STUDY TEXT:
=== Begin Enclosure ===

Margaret Croft or Crofts became a maid of honour or lady in waiting to Elizabeth Stuart, Queen of Bohemia in 1623. She was often known as "Mrs Crofts". Anne Carleton, the wife of her brother-in-law Dudley Carleton, had advised against this choice, writing that Croft had scurvy, an indicator that she was idle.

In 1625 Elizabeth wrote letters to John, Earl of Mar and Marie, Countess of Mar about one of their sons, perhaps Henry or Alexander, who had asked her if he could marry Croft, after she noticed their relationship. Elizabeth recommended Croft as "an honest discreet woman and doth carie herself very well". No marriage ensued, Mar wrote to the queen in May 1626 that he could not have Alexander (or his seven brethren) marry according to her wishes. Mar gave no particular reason in the letter, the historian Lisa Jardine points to a disparity in status. Thereafter Croft became linked with members of the Dutch court, especially Constantijn Huygens.

Croft was probably the author of a humorous account of a tour of North Holland taken by Elizabeth and Amalia van Solms in the summer of 1625. The account, written in French, was said to have been taken from a letter written in cipher from a maid of honour to her cousin in England. The French title is, "'Copie d'une lettre interceptée & deschiffrée en passant entre une des filles d'honneur de la royne de Boheme, & une Damoisselle sa Cousine en Angleterre". The narrative is very different from formal accounts of royal progresses, and another lady-in-waiting Elizabeth Dudley, Countess of Löwenstein, a daughter of John Dudley, features in several comic episodes.

Croft has been identified as the mistress of "H", Philipp Moritz, Count of Hanau-Münzenberg, described in Frederick's letters.

=== End Enclosure ===

Page segmentation data
=== Begin Enclosure ===

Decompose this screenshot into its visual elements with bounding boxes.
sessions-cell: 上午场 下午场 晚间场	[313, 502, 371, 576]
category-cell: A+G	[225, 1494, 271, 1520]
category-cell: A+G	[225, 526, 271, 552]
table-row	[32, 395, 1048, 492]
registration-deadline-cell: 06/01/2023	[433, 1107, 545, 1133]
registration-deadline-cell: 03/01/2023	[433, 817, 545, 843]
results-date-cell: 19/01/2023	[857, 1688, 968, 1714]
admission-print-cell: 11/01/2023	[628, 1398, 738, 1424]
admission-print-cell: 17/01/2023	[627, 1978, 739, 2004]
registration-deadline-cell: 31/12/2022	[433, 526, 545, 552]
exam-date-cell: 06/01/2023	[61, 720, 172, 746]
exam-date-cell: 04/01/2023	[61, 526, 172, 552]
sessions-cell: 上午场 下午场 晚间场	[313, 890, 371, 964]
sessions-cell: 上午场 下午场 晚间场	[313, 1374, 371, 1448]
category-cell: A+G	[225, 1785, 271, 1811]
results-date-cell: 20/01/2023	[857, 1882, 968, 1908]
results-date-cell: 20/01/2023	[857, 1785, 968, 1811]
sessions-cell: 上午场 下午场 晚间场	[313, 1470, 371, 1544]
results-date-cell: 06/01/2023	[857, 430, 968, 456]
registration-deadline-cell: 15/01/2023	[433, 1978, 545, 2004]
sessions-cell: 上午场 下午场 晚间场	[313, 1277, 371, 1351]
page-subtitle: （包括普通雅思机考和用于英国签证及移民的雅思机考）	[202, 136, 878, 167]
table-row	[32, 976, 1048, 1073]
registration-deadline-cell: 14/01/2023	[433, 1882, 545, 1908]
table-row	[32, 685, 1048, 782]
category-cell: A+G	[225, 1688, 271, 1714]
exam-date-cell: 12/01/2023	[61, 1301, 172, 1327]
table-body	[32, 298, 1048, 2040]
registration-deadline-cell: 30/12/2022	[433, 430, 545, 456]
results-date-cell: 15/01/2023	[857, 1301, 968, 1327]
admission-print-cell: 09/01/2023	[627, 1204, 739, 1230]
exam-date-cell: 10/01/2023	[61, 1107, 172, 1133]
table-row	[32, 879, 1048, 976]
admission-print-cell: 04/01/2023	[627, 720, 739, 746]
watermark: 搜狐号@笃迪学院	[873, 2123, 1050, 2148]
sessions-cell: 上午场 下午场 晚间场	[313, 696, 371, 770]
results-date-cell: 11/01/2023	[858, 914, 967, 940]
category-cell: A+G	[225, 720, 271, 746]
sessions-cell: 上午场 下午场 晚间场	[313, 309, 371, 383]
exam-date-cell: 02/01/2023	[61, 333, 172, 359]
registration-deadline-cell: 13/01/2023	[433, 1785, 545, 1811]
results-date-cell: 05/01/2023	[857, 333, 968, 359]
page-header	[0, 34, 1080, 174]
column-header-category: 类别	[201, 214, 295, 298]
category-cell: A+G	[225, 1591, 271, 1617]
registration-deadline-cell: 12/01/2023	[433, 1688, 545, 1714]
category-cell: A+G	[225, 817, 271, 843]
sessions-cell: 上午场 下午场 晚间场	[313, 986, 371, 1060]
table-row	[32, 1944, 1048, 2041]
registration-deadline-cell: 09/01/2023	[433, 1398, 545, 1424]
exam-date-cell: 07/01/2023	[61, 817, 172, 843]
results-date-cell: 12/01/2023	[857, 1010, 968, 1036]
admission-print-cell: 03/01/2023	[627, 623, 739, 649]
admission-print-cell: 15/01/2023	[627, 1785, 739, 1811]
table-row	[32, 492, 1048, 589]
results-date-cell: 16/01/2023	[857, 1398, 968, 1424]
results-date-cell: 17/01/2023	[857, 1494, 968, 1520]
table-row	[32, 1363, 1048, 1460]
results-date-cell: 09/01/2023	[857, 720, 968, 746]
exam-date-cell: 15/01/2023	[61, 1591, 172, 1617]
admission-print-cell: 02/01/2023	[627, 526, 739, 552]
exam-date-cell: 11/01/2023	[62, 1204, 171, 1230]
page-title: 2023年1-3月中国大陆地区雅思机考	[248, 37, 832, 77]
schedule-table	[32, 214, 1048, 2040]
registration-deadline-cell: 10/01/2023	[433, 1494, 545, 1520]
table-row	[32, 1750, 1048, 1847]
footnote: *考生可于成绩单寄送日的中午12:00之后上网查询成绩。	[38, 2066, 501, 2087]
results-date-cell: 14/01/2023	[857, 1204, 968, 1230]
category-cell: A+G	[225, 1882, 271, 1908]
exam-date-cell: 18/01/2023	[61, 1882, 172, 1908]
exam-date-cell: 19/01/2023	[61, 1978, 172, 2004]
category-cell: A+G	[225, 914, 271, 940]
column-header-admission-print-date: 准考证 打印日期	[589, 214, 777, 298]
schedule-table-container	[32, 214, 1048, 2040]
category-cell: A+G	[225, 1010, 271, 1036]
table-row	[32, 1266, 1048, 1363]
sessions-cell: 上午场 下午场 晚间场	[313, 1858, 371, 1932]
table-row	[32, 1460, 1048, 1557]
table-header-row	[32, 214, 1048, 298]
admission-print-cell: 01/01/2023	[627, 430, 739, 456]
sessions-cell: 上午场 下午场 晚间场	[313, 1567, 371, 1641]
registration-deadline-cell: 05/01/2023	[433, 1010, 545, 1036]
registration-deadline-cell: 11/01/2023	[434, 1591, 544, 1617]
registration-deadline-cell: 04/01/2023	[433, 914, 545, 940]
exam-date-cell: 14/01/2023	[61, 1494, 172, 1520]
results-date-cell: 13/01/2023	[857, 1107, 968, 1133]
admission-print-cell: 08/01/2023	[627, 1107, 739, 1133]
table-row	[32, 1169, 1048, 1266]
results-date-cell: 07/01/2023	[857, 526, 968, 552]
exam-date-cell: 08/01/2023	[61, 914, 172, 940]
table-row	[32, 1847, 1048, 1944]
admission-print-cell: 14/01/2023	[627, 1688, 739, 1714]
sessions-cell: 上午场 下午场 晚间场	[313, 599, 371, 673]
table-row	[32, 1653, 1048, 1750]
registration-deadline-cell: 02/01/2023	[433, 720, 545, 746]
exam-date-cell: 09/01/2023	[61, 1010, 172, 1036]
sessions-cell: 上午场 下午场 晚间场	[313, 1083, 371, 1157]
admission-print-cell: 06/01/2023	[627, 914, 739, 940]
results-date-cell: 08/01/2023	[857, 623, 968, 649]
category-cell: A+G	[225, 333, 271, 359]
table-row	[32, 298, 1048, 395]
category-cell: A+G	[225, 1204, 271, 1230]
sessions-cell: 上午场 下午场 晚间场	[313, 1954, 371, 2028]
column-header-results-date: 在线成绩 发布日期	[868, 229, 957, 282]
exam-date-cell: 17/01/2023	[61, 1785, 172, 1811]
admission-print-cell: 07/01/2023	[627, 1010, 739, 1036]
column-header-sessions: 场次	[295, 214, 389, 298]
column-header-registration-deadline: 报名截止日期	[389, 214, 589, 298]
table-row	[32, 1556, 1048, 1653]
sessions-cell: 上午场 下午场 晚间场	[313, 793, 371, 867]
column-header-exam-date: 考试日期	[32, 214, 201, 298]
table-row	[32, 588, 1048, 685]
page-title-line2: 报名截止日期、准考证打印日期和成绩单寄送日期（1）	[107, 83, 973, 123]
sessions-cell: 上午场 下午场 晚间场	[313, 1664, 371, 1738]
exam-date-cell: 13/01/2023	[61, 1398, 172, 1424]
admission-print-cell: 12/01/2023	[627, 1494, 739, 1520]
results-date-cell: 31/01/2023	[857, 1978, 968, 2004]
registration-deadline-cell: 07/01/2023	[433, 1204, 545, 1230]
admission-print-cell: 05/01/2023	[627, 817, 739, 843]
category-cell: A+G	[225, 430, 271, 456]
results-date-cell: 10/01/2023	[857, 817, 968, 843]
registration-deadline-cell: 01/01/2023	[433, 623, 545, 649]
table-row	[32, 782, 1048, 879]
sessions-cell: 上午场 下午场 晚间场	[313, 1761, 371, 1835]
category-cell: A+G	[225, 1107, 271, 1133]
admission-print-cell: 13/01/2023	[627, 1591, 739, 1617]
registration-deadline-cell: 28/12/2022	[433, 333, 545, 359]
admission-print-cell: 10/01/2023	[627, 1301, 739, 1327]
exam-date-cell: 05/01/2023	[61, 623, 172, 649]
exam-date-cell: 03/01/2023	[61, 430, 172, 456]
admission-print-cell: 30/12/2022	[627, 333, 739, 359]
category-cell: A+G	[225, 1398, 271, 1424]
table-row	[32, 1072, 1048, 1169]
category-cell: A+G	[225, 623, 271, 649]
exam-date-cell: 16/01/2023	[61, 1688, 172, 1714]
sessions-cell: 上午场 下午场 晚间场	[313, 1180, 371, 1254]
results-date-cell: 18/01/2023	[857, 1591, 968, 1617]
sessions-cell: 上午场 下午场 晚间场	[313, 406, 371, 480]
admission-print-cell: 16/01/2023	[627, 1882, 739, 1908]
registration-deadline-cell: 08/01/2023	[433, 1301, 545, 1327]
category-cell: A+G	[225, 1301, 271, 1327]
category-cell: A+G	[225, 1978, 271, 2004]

=== End Enclosure ===

WORK TASK 1: Can you transcribe the passage on Margaret Croft, starting at "Croft was probably" and ending at "in Frederick's letters."?
WORK TASK 2: Can you pick up the account of Margaret Croft after its last sentence and write the next part?

REPLY 1:
Croft was probably the author of a humorous account of a tour of North Holland taken by Elizabeth and Amalia van Solms in the summer of 1625. The account, written in French, was said to have been taken from a letter written in cipher from a maid of honour to her cousin in England. The French title is, "'Copie d'une lettre interceptée & deschiffrée en passant entre une des filles d'honneur de la royne de Boheme, & une Damoisselle sa Cousine en Angleterre". The narrative is very different from formal accounts of royal progresses, and another lady-in-waiting Elizabeth Dudley, Countess of Löwenstein, a daughter of John Dudley, features in several comic episodes.

Croft has been identified as the mistress of "H", Philipp Moritz, Count of Hanau-Münzenberg, described in Frederick's letters.

REPLY 2:
Charles I Louis, Elector Palatine, Elizabeth's son, put in a good word for Croft's brother Herbert Croft with the Archbishop of Canterbury at Oxford in August 1636.

==Disgrace and Death==
She returned to England in 1637. She had offended Elizabeth, who wanted the exact reasons for her dismissal kept secret, partly because they would prejudice Croft's chances of getting a reward from King Charles and partly to prevent their public airing, and told them to Sir Richard Cave, rather than put them in a letter.

Charles Louis wrote to Elizabeth, his mother, on 24 May 1637 from Whitehall Palace, mentioning an old quarrel he had with Croft, that she had fallen out with his sister Elisabeth of the Palatinate and that recently she had told Lord Craven he was rude to her. In a second letter of 12 June 1637 from Greenwich Palace he described how Croft in conversation with Lady Carlisle had "well stitched" most of the characters of Elizabeth's court at The Hague with "censure sharp enough", probably written in verse. He wanted her to stay in London where she could do less harm. There was already a troublesome rumour that Elizabeth Dudley, Countess of Löwenstein, had boxed his sister Elisabeth's ear in the Prince of Orange's garden.

Margaret Croft died in London in 1637 and was buried in Westminster Abbey on 14 December 1637. In her will she hoped the Queen of Bohemia would settle her debts at The Hague amounting to £100. In London she owed Mr Berry in Paternoster Row for white satin for a waistcoat and mohair for a gown.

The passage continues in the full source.